▶ EXERCISE
Find every line in the records below that holds the word "text", and copy it out.

━━━━━ SUPPLIED INFORMATION

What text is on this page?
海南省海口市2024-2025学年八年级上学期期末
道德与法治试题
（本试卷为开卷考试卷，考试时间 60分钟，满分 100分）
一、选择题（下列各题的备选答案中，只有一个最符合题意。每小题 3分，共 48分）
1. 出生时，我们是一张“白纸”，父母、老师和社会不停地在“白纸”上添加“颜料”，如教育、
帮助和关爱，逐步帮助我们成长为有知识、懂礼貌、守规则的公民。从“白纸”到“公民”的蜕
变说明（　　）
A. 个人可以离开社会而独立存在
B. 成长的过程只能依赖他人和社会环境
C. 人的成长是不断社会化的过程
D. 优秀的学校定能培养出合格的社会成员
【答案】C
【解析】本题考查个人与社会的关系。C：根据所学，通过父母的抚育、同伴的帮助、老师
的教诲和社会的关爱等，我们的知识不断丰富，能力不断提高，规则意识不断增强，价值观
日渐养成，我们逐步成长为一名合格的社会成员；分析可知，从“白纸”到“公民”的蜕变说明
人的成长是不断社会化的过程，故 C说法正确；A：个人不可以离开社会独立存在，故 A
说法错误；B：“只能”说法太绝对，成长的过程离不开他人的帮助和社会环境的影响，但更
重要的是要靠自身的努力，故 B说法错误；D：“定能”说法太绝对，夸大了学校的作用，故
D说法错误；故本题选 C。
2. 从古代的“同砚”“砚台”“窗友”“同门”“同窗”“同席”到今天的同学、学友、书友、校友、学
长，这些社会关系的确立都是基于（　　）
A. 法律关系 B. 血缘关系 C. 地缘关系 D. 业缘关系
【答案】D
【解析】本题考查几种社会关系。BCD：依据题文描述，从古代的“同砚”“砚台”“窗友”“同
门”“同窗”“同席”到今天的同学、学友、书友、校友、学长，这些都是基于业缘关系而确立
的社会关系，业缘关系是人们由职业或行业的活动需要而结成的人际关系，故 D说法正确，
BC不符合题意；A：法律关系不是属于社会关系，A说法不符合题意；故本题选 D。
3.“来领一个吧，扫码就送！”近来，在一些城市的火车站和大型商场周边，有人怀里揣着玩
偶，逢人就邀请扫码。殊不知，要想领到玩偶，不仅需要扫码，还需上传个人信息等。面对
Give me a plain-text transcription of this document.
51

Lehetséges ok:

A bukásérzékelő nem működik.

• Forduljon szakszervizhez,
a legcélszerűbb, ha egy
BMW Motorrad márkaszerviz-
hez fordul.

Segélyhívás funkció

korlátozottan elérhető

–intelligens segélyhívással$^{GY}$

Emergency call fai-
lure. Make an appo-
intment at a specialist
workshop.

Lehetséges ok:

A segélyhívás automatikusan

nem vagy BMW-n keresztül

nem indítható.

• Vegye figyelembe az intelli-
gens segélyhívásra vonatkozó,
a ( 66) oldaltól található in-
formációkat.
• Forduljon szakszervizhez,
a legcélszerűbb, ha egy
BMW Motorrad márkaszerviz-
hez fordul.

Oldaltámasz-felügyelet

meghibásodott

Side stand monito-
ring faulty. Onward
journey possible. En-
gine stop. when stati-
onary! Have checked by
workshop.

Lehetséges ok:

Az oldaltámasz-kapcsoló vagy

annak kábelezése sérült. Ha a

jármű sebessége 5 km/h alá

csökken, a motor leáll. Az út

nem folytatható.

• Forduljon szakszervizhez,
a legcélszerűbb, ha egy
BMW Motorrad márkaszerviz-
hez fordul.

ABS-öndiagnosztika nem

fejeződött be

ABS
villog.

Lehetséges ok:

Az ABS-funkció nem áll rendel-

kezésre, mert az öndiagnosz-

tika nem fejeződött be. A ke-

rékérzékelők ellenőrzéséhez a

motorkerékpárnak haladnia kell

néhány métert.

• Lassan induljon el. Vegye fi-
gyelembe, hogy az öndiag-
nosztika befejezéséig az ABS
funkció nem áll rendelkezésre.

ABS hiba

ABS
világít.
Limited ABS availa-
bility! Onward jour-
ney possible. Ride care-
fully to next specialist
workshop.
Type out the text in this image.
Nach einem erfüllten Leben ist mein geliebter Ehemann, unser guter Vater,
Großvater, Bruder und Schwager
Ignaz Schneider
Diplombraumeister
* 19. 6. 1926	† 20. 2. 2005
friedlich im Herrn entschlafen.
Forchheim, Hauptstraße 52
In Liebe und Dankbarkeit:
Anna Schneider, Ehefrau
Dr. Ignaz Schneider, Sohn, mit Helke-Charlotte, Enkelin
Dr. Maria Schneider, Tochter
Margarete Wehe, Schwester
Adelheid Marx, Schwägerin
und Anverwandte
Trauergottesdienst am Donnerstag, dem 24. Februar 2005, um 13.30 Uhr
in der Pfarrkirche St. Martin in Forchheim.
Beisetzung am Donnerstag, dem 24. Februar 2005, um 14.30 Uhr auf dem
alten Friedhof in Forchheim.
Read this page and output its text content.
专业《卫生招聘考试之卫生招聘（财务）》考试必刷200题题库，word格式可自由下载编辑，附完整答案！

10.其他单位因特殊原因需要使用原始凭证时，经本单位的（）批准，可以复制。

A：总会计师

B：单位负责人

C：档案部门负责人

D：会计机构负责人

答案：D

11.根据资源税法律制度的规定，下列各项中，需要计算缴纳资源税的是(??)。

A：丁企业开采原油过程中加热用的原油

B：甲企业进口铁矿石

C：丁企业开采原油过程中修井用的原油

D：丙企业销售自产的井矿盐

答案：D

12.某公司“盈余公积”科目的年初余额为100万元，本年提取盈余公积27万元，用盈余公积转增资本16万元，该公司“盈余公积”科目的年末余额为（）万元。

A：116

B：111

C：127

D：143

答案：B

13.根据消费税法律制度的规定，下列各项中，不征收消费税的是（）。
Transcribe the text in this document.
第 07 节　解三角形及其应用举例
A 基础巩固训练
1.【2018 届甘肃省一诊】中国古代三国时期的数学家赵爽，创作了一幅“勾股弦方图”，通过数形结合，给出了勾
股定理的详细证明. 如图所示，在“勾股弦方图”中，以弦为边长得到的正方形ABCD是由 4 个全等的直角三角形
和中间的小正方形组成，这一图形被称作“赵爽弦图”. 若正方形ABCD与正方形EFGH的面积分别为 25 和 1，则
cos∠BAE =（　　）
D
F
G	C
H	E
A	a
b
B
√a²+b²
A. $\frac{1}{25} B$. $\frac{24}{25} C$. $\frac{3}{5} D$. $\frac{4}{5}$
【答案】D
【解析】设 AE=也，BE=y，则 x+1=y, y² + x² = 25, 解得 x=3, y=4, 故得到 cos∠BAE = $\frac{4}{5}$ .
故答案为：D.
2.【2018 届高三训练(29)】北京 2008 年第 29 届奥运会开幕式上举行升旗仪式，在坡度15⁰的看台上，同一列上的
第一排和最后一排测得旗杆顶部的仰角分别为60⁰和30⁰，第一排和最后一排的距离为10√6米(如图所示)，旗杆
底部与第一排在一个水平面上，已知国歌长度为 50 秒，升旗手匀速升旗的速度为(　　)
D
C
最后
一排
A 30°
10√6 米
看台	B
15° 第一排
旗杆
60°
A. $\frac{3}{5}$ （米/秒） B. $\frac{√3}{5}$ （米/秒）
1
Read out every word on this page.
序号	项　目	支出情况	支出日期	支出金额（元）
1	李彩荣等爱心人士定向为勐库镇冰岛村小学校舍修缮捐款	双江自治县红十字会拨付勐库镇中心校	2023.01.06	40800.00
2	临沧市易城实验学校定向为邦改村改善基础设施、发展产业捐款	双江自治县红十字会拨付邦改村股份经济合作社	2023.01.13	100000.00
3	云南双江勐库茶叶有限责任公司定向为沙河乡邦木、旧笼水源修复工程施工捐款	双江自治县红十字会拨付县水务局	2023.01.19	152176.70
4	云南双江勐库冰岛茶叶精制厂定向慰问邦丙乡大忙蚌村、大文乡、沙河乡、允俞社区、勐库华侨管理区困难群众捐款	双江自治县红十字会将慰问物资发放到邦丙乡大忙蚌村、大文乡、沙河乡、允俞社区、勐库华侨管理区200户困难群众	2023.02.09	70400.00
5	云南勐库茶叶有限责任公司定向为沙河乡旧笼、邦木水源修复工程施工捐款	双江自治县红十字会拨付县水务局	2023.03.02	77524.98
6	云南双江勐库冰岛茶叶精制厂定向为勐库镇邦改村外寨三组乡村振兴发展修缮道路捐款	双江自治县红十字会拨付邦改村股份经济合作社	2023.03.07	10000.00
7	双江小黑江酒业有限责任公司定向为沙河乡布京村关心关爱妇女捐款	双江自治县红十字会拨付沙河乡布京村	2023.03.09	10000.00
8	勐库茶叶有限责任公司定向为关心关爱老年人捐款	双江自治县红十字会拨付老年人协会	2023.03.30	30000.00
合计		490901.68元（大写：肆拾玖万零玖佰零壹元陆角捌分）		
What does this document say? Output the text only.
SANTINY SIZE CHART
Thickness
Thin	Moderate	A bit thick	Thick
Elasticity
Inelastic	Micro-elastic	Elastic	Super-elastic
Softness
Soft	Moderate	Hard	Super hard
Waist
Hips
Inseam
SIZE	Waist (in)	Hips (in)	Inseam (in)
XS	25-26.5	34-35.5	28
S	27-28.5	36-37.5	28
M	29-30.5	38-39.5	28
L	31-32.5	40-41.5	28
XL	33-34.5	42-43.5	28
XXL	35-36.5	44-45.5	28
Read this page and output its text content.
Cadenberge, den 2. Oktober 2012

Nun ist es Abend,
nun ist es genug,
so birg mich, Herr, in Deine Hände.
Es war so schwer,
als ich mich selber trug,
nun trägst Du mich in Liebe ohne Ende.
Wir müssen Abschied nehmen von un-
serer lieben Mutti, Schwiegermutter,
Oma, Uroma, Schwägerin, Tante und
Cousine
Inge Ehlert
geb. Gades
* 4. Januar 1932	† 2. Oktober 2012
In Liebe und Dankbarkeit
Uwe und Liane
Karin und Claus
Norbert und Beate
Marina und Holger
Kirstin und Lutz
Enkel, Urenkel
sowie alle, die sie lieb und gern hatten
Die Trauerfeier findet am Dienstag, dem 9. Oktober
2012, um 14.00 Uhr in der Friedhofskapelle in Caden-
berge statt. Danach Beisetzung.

━━━━━━━━━━

▶ OUTPUT
What text is on this page?
Give me a plain-text transcription of this document.
Type out the text in this image.
Read this page and output its text content.
Transcribe the text in this document.
What does this document say? Output the text only.
Read this page and output its text content.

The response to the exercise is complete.